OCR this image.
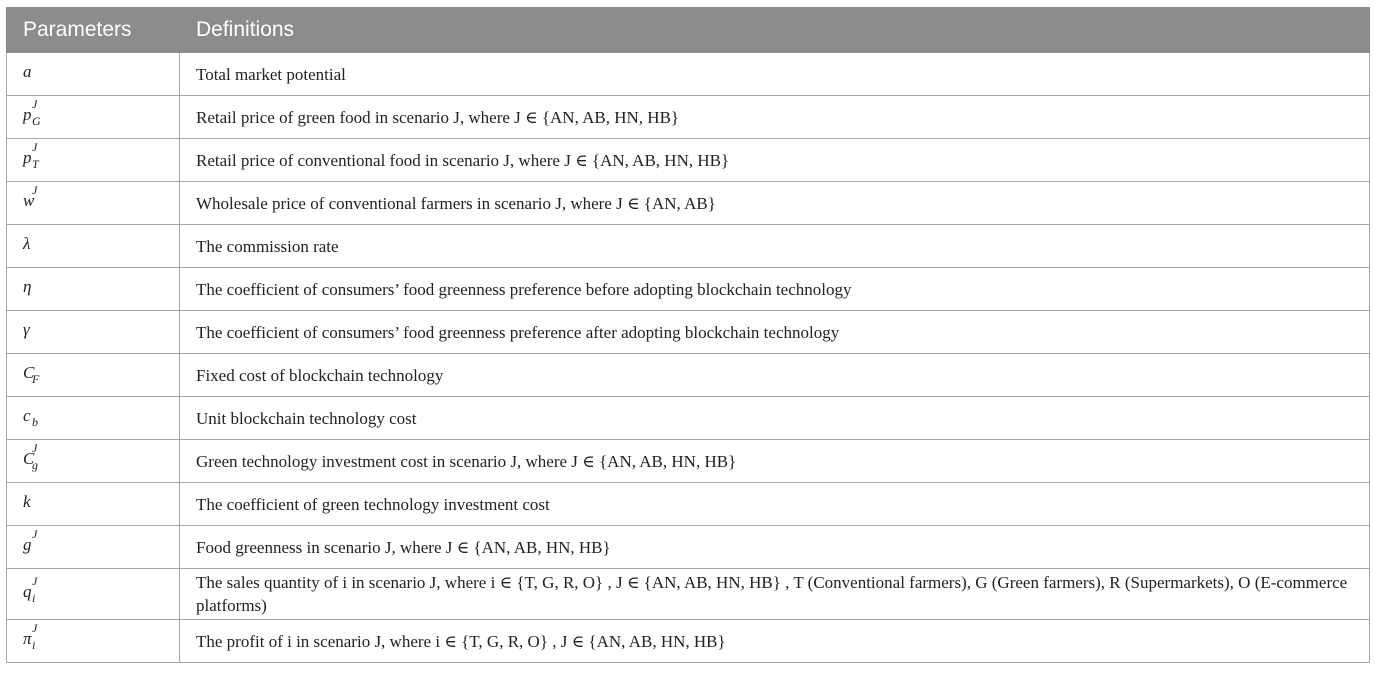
Parameters	Definitions

a	Total market potential

p
J
G	Retail price of green food in scenario J, where J ∈ {AN, AB, HN, HB}

p
J
T	Retail price of conventional food in scenario J, where J ∈ {AN, AB, HN, HB}

w
J	Wholesale price of conventional farmers in scenario J, where J ∈ {AN, AB}

λ	The commission rate

η	The coefficient of consumers’ food greenness preference before adopting blockchain technology

γ	The coefficient of consumers’ food greenness preference after adopting blockchain technology

C
F	Fixed cost of blockchain technology

c b	Unit blockchain technology cost

C
J
g	Green technology investment cost in scenario J, where J ∈ {AN, AB, HN, HB}

k	The coefficient of green technology investment cost

g
J	Food greenness in scenario J, where J ∈ {AN, AB, HN, HB}

q
J
i	The sales quantity of i in scenario J, where i ∈ {T, G, R, O} , J ∈ {AN, AB, HN, HB} , T (Conventional farmers), G (Green farmers), R (Supermarkets), O (E-commerce platforms)

π
J
i	The profit of i in scenario J, where i ∈ {T, G, R, O} , J ∈ {AN, AB, HN, HB}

• Aim: All of the lines above should be printed exactly, minus the pictures.

• Result of the task:
OCR this image.
Parameters	Definitions

a	Total market potential

p
J
G	Retail price of green food in scenario J, where J ∈ {AN, AB, HN, HB}

p
J
T	Retail price of conventional food in scenario J, where J ∈ {AN, AB, HN, HB}

w
J	Wholesale price of conventional farmers in scenario J, where J ∈ {AN, AB}

λ	The commission rate

η	The coefficient of consumers’ food greenness preference before adopting blockchain technology

γ	The coefficient of consumers’ food greenness preference after adopting blockchain technology

C
F	Fixed cost of blockchain technology

c b	Unit blockchain technology cost

C
J
g	Green technology investment cost in scenario J, where J ∈ {AN, AB, HN, HB}

k	The coefficient of green technology investment cost

g
J	Food greenness in scenario J, where J ∈ {AN, AB, HN, HB}

q
J
i	The sales quantity of i in scenario J, where i ∈ {T, G, R, O} , J ∈ {AN, AB, HN, HB} , T (Conventional farmers), G (Green farmers), R (Supermarkets), O (E-commerce platforms)

π
J
i	The profit of i in scenario J, where i ∈ {T, G, R, O} , J ∈ {AN, AB, HN, HB}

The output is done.